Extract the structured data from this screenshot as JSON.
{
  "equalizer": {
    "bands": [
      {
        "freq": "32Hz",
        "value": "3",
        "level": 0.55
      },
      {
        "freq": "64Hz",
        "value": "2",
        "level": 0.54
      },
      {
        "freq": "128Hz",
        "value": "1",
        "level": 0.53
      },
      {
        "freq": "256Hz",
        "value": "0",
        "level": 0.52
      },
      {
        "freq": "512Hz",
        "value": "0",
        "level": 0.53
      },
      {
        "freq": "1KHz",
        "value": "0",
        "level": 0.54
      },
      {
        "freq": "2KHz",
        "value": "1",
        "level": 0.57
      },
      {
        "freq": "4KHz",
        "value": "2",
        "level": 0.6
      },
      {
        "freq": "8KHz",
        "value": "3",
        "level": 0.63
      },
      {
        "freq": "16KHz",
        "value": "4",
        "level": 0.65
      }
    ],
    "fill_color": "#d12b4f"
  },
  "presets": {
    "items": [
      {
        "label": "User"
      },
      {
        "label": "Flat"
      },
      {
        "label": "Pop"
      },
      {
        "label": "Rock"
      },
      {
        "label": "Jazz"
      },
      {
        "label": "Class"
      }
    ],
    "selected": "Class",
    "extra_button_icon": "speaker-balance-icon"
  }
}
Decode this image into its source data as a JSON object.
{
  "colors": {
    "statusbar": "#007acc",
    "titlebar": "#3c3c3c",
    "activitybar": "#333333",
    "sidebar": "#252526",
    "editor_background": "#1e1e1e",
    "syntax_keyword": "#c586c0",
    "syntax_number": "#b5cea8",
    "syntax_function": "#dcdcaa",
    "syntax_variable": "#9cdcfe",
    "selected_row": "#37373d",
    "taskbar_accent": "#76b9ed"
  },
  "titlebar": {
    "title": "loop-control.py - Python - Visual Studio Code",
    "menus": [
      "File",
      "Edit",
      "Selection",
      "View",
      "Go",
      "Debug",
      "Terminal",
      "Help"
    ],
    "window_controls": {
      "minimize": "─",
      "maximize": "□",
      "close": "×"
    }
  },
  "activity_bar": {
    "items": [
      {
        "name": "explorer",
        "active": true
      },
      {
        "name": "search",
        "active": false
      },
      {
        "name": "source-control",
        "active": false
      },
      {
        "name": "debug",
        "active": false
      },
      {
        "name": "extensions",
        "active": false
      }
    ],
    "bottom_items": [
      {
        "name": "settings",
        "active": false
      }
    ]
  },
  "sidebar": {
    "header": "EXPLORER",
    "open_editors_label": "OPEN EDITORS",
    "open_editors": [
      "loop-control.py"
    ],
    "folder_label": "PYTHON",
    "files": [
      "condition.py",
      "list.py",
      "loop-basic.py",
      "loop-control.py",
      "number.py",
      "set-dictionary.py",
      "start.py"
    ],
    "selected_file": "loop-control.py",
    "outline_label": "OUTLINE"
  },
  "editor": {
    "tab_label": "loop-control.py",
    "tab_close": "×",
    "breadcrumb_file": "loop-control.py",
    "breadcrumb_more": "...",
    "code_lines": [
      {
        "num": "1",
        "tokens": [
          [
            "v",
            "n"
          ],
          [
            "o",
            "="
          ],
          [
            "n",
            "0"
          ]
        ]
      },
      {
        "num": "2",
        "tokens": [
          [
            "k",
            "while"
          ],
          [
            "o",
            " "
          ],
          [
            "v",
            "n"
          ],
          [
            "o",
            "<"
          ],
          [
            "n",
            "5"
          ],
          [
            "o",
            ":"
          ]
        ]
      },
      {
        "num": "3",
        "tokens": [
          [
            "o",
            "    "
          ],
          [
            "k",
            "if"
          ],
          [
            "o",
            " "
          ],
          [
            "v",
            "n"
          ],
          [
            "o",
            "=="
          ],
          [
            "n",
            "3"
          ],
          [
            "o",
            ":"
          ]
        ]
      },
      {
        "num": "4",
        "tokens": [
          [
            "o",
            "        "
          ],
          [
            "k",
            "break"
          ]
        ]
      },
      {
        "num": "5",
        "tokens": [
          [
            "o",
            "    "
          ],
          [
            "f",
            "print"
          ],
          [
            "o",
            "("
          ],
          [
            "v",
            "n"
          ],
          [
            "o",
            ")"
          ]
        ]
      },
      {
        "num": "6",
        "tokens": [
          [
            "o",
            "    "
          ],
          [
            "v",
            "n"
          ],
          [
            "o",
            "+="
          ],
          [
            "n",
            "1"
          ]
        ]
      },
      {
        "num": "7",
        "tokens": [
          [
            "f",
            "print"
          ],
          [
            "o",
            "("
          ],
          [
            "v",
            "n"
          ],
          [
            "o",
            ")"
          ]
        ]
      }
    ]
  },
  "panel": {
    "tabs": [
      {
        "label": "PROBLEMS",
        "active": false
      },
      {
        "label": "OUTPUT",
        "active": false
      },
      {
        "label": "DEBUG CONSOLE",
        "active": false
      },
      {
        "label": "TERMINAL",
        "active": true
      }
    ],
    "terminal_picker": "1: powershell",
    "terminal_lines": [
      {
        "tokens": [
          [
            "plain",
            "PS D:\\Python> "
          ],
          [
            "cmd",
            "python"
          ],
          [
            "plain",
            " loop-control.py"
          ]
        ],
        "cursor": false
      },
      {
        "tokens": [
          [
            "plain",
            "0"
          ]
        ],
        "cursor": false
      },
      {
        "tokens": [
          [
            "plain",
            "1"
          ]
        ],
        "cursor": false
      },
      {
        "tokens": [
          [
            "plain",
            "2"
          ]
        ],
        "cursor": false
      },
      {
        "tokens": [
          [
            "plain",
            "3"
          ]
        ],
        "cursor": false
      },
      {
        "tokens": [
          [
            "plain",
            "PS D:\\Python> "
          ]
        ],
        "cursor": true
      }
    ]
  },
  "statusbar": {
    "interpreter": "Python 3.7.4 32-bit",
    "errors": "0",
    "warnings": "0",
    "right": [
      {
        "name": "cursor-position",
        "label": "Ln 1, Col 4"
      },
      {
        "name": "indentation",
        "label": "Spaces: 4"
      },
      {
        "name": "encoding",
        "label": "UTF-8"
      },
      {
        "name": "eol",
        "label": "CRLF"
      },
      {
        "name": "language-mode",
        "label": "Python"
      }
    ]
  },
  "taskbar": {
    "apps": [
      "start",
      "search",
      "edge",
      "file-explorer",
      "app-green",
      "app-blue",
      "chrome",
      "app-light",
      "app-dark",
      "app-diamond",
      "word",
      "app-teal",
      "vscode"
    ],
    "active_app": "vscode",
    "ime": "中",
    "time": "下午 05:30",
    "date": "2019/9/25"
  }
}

__Given task__
Extract the entries above verbatim.

__The response__
Extract the structured data from this screenshot as JSON.
{
  "equalizer": {
    "bands": [
      {
        "freq": "32Hz",
        "value": "3",
        "level": 0.55
      },
      {
        "freq": "64Hz",
        "value": "2",
        "level": 0.54
      },
      {
        "freq": "128Hz",
        "value": "1",
        "level": 0.53
      },
      {
        "freq": "256Hz",
        "value": "0",
        "level": 0.52
      },
      {
        "freq": "512Hz",
        "value": "0",
        "level": 0.53
      },
      {
        "freq": "1KHz",
        "value": "0",
        "level": 0.54
      },
      {
        "freq": "2KHz",
        "value": "1",
        "level": 0.57
      },
      {
        "freq": "4KHz",
        "value": "2",
        "level": 0.6
      },
      {
        "freq": "8KHz",
        "value": "3",
        "level": 0.63
      },
      {
        "freq": "16KHz",
        "value": "4",
        "level": 0.65
      }
    ],
    "fill_color": "#d12b4f"
  },
  "presets": {
    "items": [
      {
        "label": "User"
      },
      {
        "label": "Flat"
      },
      {
        "label": "Pop"
      },
      {
        "label": "Rock"
      },
      {
        "label": "Jazz"
      },
      {
        "label": "Class"
      }
    ],
    "selected": "Class",
    "extra_button_icon": "speaker-balance-icon"
  }
}
Decode this image into its source data as a JSON object.
{
  "colors": {
    "statusbar": "#007acc",
    "titlebar": "#3c3c3c",
    "activitybar": "#333333",
    "sidebar": "#252526",
    "editor_background": "#1e1e1e",
    "syntax_keyword": "#c586c0",
    "syntax_number": "#b5cea8",
    "syntax_function": "#dcdcaa",
    "syntax_variable": "#9cdcfe",
    "selected_row": "#37373d",
    "taskbar_accent": "#76b9ed"
  },
  "titlebar": {
    "title": "loop-control.py - Python - Visual Studio Code",
    "menus": [
      "File",
      "Edit",
      "Selection",
      "View",
      "Go",
      "Debug",
      "Terminal",
      "Help"
    ],
    "window_controls": {
      "minimize": "─",
      "maximize": "□",
      "close": "×"
    }
  },
  "activity_bar": {
    "items": [
      {
        "name": "explorer",
        "active": true
      },
      {
        "name": "search",
        "active": false
      },
      {
        "name": "source-control",
        "active": false
      },
      {
        "name": "debug",
        "active": false
      },
      {
        "name": "extensions",
        "active": false
      }
    ],
    "bottom_items": [
      {
        "name": "settings",
        "active": false
      }
    ]
  },
  "sidebar": {
    "header": "EXPLORER",
    "open_editors_label": "OPEN EDITORS",
    "open_editors": [
      "loop-control.py"
    ],
    "folder_label": "PYTHON",
    "files": [
      "condition.py",
      "list.py",
      "loop-basic.py",
      "loop-control.py",
      "number.py",
      "set-dictionary.py",
      "start.py"
    ],
    "selected_file": "loop-control.py",
    "outline_label": "OUTLINE"
  },
  "editor": {
    "tab_label": "loop-control.py",
    "tab_close": "×",
    "breadcrumb_file": "loop-control.py",
    "breadcrumb_more": "...",
    "code_lines": [
      {
        "num": "1",
        "tokens": [
          [
            "v",
            "n"
          ],
          [
            "o",
            "="
          ],
          [
            "n",
            "0"
          ]
        ]
      },
      {
        "num": "2",
        "tokens": [
          [
            "k",
            "while"
          ],
          [
            "o",
            " "
          ],
          [
            "v",
            "n"
          ],
          [
            "o",
            "<"
          ],
          [
            "n",
            "5"
          ],
          [
            "o",
            ":"
          ]
        ]
      },
      {
        "num": "3",
        "tokens": [
          [
            "o",
            "    "
          ],
          [
            "k",
            "if"
          ],
          [
            "o",
            " "
          ],
          [
            "v",
            "n"
          ],
          [
            "o",
            "=="
          ],
          [
            "n",
            "3"
          ],
          [
            "o",
            ":"
          ]
        ]
      },
      {
        "num": "4",
        "tokens": [
          [
            "o",
            "        "
          ],
          [
            "k",
            "break"
          ]
        ]
      },
      {
        "num": "5",
        "tokens": [
          [
            "o",
            "    "
          ],
          [
            "f",
            "print"
          ],
          [
            "o",
            "("
          ],
          [
            "v",
            "n"
          ],
          [
            "o",
            ")"
          ]
        ]
      },
      {
        "num": "6",
        "tokens": [
          [
            "o",
            "    "
          ],
          [
            "v",
            "n"
          ],
          [
            "o",
            "+="
          ],
          [
            "n",
            "1"
          ]
        ]
      },
      {
        "num": "7",
        "tokens": [
          [
            "f",
            "print"
          ],
          [
            "o",
            "("
          ],
          [
            "v",
            "n"
          ],
          [
            "o",
            ")"
          ]
        ]
      }
    ]
  },
  "panel": {
    "tabs": [
      {
        "label": "PROBLEMS",
        "active": false
      },
      {
        "label": "OUTPUT",
        "active": false
      },
      {
        "label": "DEBUG CONSOLE",
        "active": false
      },
      {
        "label": "TERMINAL",
        "active": true
      }
    ],
    "terminal_picker": "1: powershell",
    "terminal_lines": [
      {
        "tokens": [
          [
            "plain",
            "PS D:\\Python> "
          ],
          [
            "cmd",
            "python"
          ],
          [
            "plain",
            " loop-control.py"
          ]
        ],
        "cursor": false
      },
      {
        "tokens": [
          [
            "plain",
            "0"
          ]
        ],
        "cursor": false
      },
      {
        "tokens": [
          [
            "plain",
            "1"
          ]
        ],
        "cursor": false
      },
      {
        "tokens": [
          [
            "plain",
            "2"
          ]
        ],
        "cursor": false
      },
      {
        "tokens": [
          [
            "plain",
            "3"
          ]
        ],
        "cursor": false
      },
      {
        "tokens": [
          [
            "plain",
            "PS D:\\Python> "
          ]
        ],
        "cursor": true
      }
    ]
  },
  "statusbar": {
    "interpreter": "Python 3.7.4 32-bit",
    "errors": "0",
    "warnings": "0",
    "right": [
      {
        "name": "cursor-position",
        "label": "Ln 1, Col 4"
      },
      {
        "name": "indentation",
        "label": "Spaces: 4"
      },
      {
        "name": "encoding",
        "label": "UTF-8"
      },
      {
        "name": "eol",
        "label": "CRLF"
      },
      {
        "name": "language-mode",
        "label": "Python"
      }
    ]
  },
  "taskbar": {
    "apps": [
      "start",
      "search",
      "edge",
      "file-explorer",
      "app-green",
      "app-blue",
      "chrome",
      "app-light",
      "app-dark",
      "app-diamond",
      "word",
      "app-teal",
      "vscode"
    ],
    "active_app": "vscode",
    "ime": "中",
    "time": "下午 05:30",
    "date": "2019/9/25"
  }
}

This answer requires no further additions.